(Stored entries)

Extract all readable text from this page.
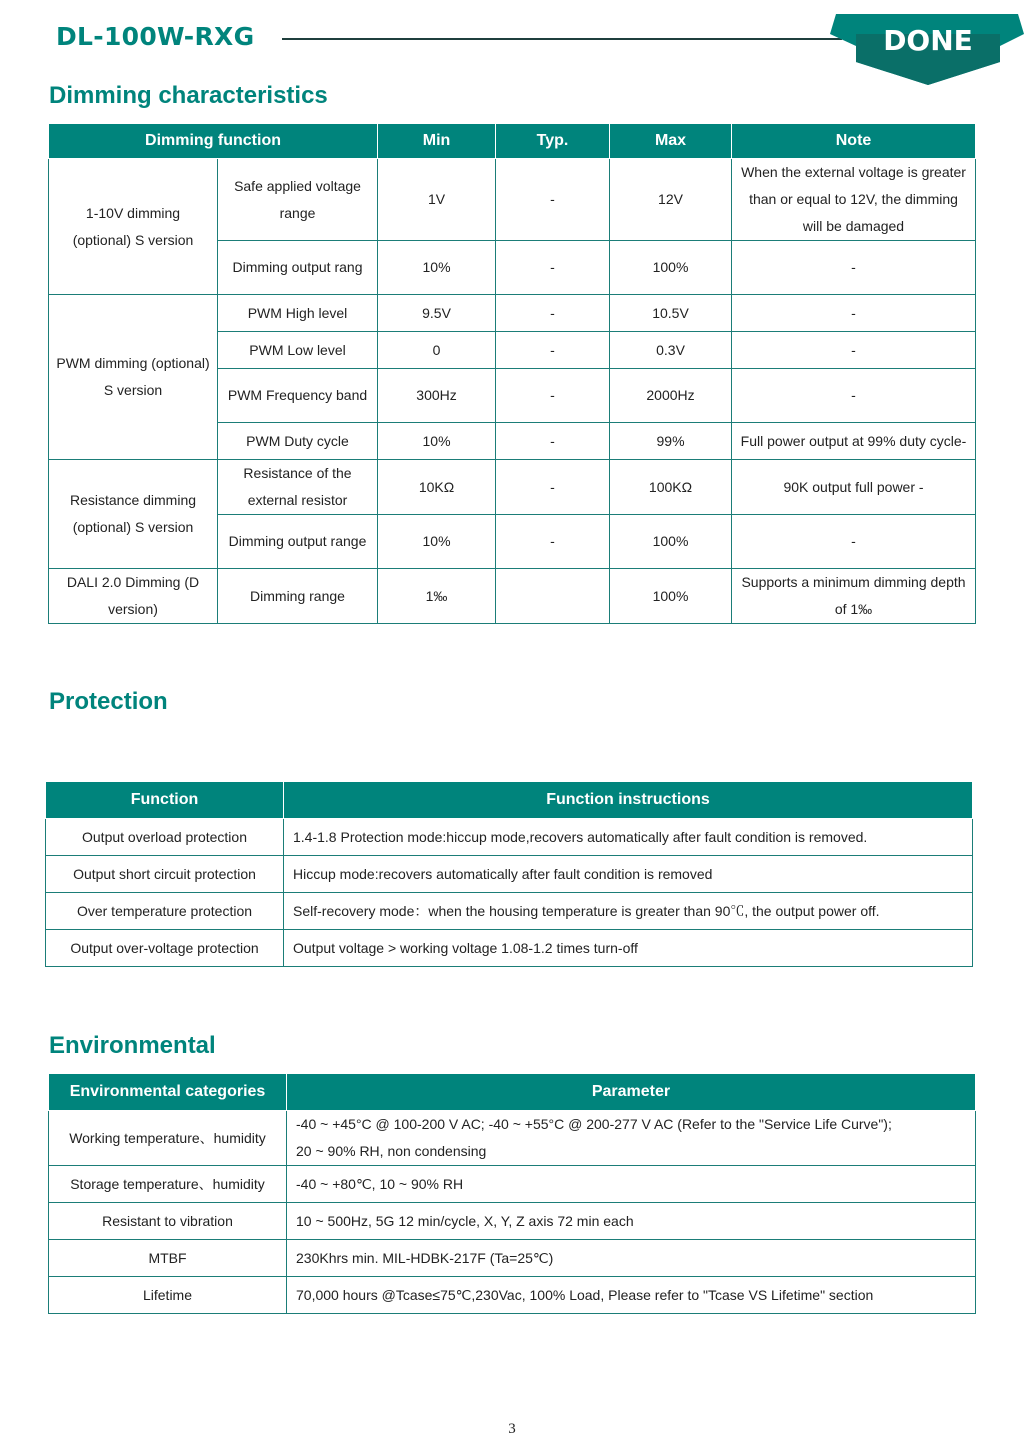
DL-100W-RXG	DONE
Dimming characteristics
Dimming function		Min	Typ.	Max	Note
1-10V dimming (optional) S version	Safe applied voltage range	1V	-	12V	When the external voltage is greater than or equal to 12V, the dimming will be damaged
	Dimming output rang	10%	-	100%	-
PWM dimming (optional) S version	PWM High level	9.5V	-	10.5V	-
	PWM Low level	0	-	0.3V	-
	PWM Frequency band	300Hz	-	2000Hz	-
	PWM Duty cycle	10%	-	99%	Full power output at 99% duty cycle-
Resistance dimming (optional) S version	Resistance of the external resistor	10KΩ	-	100KΩ	90K output full power -
	Dimming output range	10%	-	100%	-
DALI 2.0 Dimming (D version)	Dimming range	1‰		100%	Supports a minimum dimming depth of 1‰
Protection
Function	Function instructions
Output overload protection	1.4-1.8 Protection mode:hiccup mode,recovers automatically after fault condition is removed.
Output short circuit protection	Hiccup mode:recovers automatically after fault condition is removed
Over temperature protection	Self-recovery mode：when the housing temperature is greater than 90℃, the output power off.
Output over-voltage protection	Output voltage > working voltage 1.08-1.2 times turn-off
Environmental
Environmental categories	Parameter
Working temperature、humidity	-40 ~ +45°C @ 100-200 V AC; -40 ~ +55°C @ 200-277 V AC (Refer to the "Service Life Curve");
20 ~ 90% RH, non condensing

Storage temperature、humidity	-40 ~ +80℃, 10 ~ 90% RH
Resistant to vibration	10 ~ 500Hz, 5G 12 min/cycle, X, Y, Z axis 72 min each
MTBF	230Khrs min. MIL-HDBK-217F (Ta=25℃)
Lifetime	70,000 hours @Tcase≤75℃,230Vac, 100% Load, Please refer to "Tcase VS Lifetime" section
3
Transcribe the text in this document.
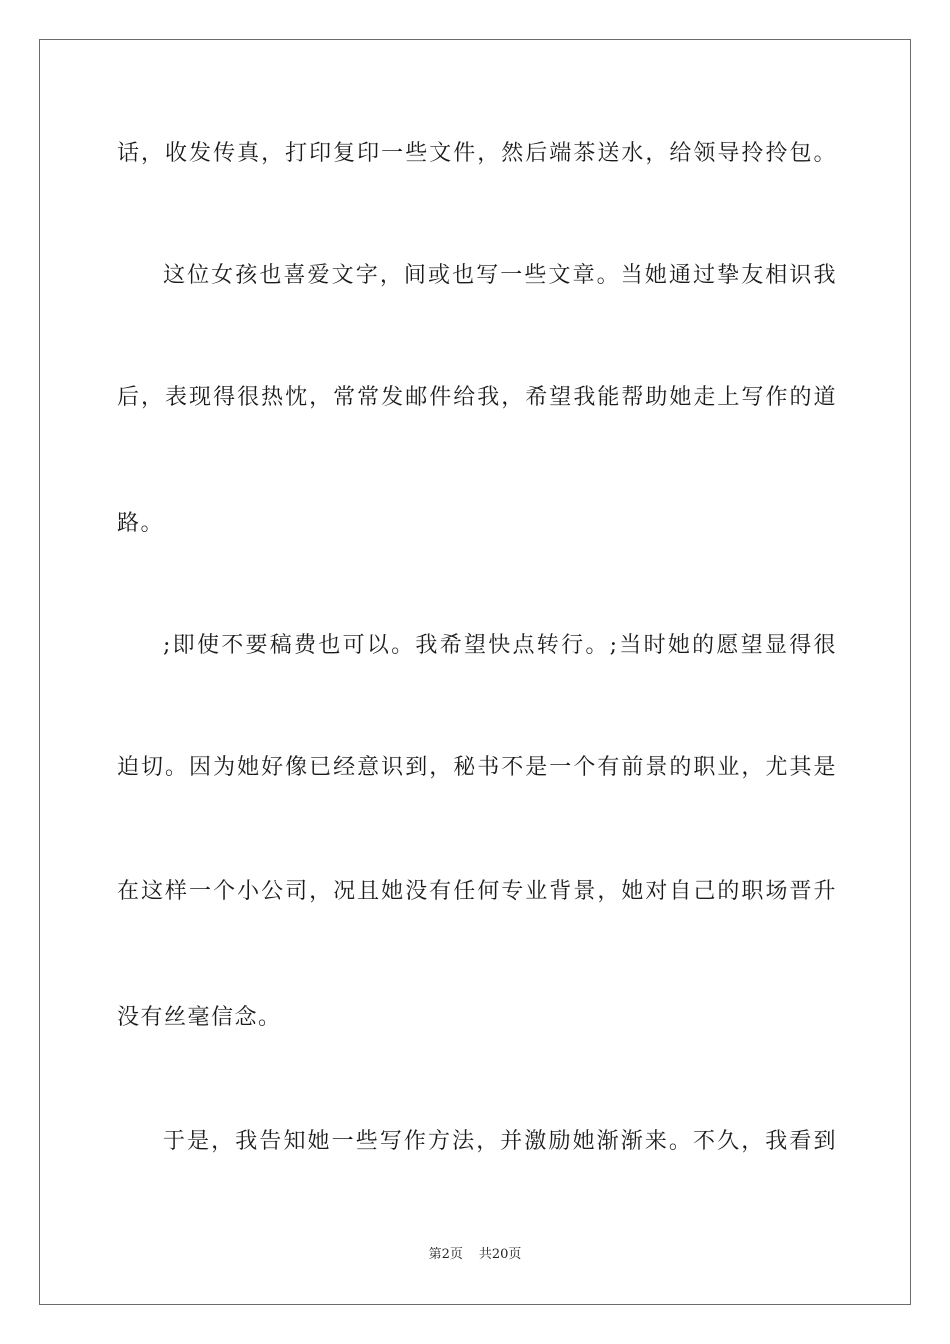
话，收发传真，打印复印一些文件，然后端茶送水，给领导拎拎包。
这位女孩也喜爱文字，间或也写一些文章。当她通过挚友相识我
后，表现得很热忱，常常发邮件给我，希望我能帮助她走上写作的道
路。
;即使不要稿费也可以。我希望快点转行。;当时她的愿望显得很
迫切。因为她好像已经意识到，秘书不是一个有前景的职业，尤其是
在这样一个小公司，况且她没有任何专业背景，她对自己的职场晋升
没有丝毫信念。
于是，我告知她一些写作方法，并激励她渐渐来。不久，我看到
第2页 共20页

• **What is expected**: All the lines above are to be reproduced exactly, except the pictures.

• **Answer to the exercise**:
Extract all readable text from this page.
DL-100W-RXG	DONE
Dimming characteristics
Dimming function		Min	Typ.	Max	Note
1-10V dimming (optional) S version	Safe applied voltage range	1V	-	12V	When the external voltage is greater than or equal to 12V, the dimming will be damaged
	Dimming output rang	10%	-	100%	-
PWM dimming (optional) S version	PWM High level	9.5V	-	10.5V	-
	PWM Low level	0	-	0.3V	-
	PWM Frequency band	300Hz	-	2000Hz	-
	PWM Duty cycle	10%	-	99%	Full power output at 99% duty cycle-
Resistance dimming (optional) S version	Resistance of the external resistor	10KΩ	-	100KΩ	90K output full power -
	Dimming output range	10%	-	100%	-
DALI 2.0 Dimming (D version)	Dimming range	1‰		100%	Supports a minimum dimming depth of 1‰
Protection
Function	Function instructions
Output overload protection	1.4-1.8 Protection mode:hiccup mode,recovers automatically after fault condition is removed.
Output short circuit protection	Hiccup mode:recovers automatically after fault condition is removed
Over temperature protection	Self-recovery mode：when the housing temperature is greater than 90℃, the output power off.
Output over-voltage protection	Output voltage > working voltage 1.08-1.2 times turn-off
Environmental
Environmental categories	Parameter
Working temperature、humidity	-40 ~ +45°C @ 100-200 V AC; -40 ~ +55°C @ 200-277 V AC (Refer to the "Service Life Curve");
20 ~ 90% RH, non condensing

Storage temperature、humidity	-40 ~ +80℃, 10 ~ 90% RH
Resistant to vibration	10 ~ 500Hz, 5G 12 min/cycle, X, Y, Z axis 72 min each
MTBF	230Khrs min. MIL-HDBK-217F (Ta=25℃)
Lifetime	70,000 hours @Tcase≤75℃,230Vac, 100% Load, Please refer to "Tcase VS Lifetime" section
3
Transcribe the text in this document.
话，收发传真，打印复印一些文件，然后端茶送水，给领导拎拎包。
这位女孩也喜爱文字，间或也写一些文章。当她通过挚友相识我
后，表现得很热忱，常常发邮件给我，希望我能帮助她走上写作的道
路。
;即使不要稿费也可以。我希望快点转行。;当时她的愿望显得很
迫切。因为她好像已经意识到，秘书不是一个有前景的职业，尤其是
在这样一个小公司，况且她没有任何专业背景，她对自己的职场晋升
没有丝毫信念。
于是，我告知她一些写作方法，并激励她渐渐来。不久，我看到
第2页 共20页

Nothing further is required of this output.